**Tareas propuestas:**
A) Según el fragmento, ¿por qué las diferencias externas entre las personas no determinan lo que somos? Responde en una a tres oraciones.
B) Reproduce del fragmento el texto que va desde "Dar demasiada importancia" hasta "de vista moral.", ambos incluidos.

**Fragmento:**
_ _ _ _ _ _ _

Dar demasiada importancia a ese asunto puede llevar al prejuicio, la discriminación, la ofensa… o, en sentido contrario, al orgullo “genético”, igualmente absurdo y peligroso desde el punto de vista moral.
Aunque al ser humano inconscientemente le llaman la atención aquellos aspectos diferentes a lo que está acostumbrado a ver, en la mayoría de los casos es el entorno familiar o cultural el que nos enseña a discriminar.
Cuentan que un pastor estadounidense se mudó al barrio del Bronx de Nueva York, en el que predomina claramente la población afroamericana. Uno de los libros escolares de su hija hacía énfasis en la no discriminación racial. Un día el matrimonio preguntó a la pequeña cuántos niños blancos había en su clase. Ella respondió que no lo sabía, pero que se fijaría. Al día siguiente los padres le volvieron a preguntar y ella les respondió: “¡Ah! Soy la única alumna de piel blanca de mi clase”.
En su discurso en Atenas, Pablo dijo que Dios «de una sangre ha hecho todo el linaje de los hombres para que habiten sobre toda la faz de la tierra» (Hechos 17: 26). Hay aspectos que externamente nos diferencian a unos de otros pero, tal y como han demostrado la biología y la genética, son diferencias anecdóticas que de ningún modo determinan lo que somos, mientras que la condición humana que compartimos en un cien por cien nos hace a todos hermanos y miembros de una sola familia, la humana.

_ _ _ _ _ _ _

**Líneas extraídas:**
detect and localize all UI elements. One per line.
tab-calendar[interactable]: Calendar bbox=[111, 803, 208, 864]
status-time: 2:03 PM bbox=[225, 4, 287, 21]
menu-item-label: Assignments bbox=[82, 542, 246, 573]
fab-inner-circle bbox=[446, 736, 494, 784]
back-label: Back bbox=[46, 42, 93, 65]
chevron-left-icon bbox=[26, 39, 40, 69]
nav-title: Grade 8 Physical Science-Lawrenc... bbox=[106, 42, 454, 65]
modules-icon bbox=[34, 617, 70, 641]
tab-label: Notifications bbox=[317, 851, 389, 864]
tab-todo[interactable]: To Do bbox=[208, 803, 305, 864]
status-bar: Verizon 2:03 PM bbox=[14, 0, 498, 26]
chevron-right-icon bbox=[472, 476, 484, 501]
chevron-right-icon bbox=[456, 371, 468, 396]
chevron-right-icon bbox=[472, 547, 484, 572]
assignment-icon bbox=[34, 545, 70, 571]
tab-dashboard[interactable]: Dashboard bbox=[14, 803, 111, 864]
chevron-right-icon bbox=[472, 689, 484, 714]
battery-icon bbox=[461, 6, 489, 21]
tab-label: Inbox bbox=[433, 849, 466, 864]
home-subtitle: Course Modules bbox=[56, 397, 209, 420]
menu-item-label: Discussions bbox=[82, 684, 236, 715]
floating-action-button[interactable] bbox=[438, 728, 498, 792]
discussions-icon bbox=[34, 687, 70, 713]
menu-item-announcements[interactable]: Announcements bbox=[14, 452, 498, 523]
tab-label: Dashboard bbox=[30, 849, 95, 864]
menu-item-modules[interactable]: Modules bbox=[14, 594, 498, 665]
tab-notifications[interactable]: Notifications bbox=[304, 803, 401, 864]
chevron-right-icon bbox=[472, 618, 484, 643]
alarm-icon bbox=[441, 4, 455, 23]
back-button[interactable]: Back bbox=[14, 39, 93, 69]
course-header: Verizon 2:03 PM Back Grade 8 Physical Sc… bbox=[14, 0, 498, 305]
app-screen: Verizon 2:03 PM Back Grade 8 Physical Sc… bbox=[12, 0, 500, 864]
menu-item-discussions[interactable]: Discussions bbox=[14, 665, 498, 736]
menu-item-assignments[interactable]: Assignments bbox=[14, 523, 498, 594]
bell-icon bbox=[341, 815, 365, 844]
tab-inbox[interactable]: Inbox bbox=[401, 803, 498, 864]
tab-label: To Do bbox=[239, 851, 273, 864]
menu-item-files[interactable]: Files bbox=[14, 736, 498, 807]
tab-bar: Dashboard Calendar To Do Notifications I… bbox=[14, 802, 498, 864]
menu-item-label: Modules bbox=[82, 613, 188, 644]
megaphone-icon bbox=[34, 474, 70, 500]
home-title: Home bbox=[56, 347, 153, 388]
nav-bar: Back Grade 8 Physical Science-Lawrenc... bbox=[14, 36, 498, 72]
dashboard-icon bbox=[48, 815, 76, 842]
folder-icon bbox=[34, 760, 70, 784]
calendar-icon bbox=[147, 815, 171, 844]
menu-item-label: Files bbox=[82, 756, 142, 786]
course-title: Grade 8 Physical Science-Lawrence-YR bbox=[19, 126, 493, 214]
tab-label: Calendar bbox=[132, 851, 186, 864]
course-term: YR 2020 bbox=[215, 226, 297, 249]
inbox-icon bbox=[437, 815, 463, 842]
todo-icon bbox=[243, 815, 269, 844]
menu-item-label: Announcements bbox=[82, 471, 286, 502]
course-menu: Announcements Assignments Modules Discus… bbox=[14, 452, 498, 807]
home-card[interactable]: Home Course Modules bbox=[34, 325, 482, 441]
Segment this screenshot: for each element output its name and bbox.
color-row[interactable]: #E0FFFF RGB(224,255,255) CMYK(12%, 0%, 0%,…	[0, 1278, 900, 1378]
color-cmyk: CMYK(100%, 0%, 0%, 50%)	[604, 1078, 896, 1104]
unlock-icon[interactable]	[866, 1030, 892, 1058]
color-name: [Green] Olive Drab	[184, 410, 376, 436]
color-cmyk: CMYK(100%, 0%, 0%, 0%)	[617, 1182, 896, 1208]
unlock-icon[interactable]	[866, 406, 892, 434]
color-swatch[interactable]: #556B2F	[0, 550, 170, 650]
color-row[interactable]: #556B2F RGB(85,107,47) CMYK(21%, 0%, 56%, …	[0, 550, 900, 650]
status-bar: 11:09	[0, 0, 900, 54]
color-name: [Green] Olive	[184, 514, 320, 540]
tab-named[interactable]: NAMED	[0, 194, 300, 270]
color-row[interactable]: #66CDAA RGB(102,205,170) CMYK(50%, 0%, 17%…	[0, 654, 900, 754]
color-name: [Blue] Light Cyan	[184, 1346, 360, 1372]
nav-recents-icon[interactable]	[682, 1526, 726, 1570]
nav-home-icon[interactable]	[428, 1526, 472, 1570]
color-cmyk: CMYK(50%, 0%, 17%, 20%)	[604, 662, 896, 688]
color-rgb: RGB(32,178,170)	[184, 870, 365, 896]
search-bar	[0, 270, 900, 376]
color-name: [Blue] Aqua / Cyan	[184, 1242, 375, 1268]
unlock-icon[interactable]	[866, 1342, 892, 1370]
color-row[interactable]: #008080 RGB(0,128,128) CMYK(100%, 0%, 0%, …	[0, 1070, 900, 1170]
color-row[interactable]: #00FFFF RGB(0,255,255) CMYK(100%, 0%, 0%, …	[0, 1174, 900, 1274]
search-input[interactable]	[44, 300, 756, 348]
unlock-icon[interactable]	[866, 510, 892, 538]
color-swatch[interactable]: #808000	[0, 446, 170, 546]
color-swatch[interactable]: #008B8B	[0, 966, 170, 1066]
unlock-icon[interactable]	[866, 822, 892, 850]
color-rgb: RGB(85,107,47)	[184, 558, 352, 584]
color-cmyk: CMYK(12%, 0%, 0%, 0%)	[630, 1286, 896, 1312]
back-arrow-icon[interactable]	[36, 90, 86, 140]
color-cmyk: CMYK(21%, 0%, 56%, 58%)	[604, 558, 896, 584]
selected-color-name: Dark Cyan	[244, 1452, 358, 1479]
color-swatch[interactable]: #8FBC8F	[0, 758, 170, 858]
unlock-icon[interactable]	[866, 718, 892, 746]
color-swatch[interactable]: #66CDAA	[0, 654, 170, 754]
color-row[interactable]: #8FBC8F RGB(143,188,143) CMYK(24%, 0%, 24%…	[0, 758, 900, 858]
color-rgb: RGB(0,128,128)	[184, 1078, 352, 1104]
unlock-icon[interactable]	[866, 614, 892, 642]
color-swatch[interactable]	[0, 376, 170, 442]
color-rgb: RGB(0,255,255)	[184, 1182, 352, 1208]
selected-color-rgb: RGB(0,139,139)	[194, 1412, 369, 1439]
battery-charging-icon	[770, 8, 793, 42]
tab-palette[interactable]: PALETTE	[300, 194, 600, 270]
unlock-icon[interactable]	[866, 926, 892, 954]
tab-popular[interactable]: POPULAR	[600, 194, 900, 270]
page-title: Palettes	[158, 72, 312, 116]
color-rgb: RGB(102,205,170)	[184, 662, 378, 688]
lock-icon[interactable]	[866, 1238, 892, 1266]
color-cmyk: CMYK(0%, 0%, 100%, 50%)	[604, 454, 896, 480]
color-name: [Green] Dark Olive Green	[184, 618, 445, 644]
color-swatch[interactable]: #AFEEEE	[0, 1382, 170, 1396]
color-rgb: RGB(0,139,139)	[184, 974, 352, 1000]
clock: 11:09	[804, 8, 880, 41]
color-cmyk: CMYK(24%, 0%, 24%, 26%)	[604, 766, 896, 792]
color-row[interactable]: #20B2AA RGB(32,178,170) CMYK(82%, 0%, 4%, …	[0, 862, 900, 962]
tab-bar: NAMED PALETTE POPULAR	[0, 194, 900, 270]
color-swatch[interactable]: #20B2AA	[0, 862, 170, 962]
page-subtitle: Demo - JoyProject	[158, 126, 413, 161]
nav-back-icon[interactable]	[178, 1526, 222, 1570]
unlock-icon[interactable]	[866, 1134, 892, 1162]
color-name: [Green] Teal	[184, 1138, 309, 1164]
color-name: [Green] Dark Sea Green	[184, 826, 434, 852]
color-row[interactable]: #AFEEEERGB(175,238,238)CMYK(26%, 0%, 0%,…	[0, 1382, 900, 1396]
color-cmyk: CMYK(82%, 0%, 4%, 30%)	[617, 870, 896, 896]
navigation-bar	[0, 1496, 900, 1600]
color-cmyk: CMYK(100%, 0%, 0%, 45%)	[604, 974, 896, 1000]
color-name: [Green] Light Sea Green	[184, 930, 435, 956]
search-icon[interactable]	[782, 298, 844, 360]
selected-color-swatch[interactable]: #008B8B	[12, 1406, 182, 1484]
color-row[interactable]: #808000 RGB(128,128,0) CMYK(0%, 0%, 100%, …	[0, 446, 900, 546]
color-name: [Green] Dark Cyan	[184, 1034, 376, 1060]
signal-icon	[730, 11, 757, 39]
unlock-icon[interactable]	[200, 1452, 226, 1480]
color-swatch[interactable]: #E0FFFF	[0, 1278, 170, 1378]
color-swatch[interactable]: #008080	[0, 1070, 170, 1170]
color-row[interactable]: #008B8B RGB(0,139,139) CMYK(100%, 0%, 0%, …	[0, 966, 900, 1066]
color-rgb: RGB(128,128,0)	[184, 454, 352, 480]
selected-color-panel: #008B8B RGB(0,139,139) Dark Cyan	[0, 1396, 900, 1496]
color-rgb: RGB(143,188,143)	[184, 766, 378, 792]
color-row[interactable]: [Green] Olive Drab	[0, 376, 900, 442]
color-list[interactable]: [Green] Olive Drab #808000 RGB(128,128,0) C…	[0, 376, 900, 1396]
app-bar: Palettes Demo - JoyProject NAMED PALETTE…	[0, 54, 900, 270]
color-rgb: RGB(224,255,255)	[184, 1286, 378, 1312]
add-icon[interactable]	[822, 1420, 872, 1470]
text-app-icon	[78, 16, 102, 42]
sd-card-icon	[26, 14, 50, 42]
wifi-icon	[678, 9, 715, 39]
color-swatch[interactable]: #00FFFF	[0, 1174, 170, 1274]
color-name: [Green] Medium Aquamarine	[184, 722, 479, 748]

_ _ _ _ _ _ _

**Resultados por tarea:**
A) Porque, tal y como han demostrado la biología y la genética, son diferencias anecdóticas. En cambio, la condición humana, que compartimos en un cien por cien, nos hace a todos hermanos y miembros de una sola familia, la humana.

B)
Dar demasiada importancia a ese asunto puede llevar al prejuicio, la discriminación, la ofensa… o, en sentido contrario, al orgullo “genético”, igualmente absurdo y peligroso desde el punto de vista moral.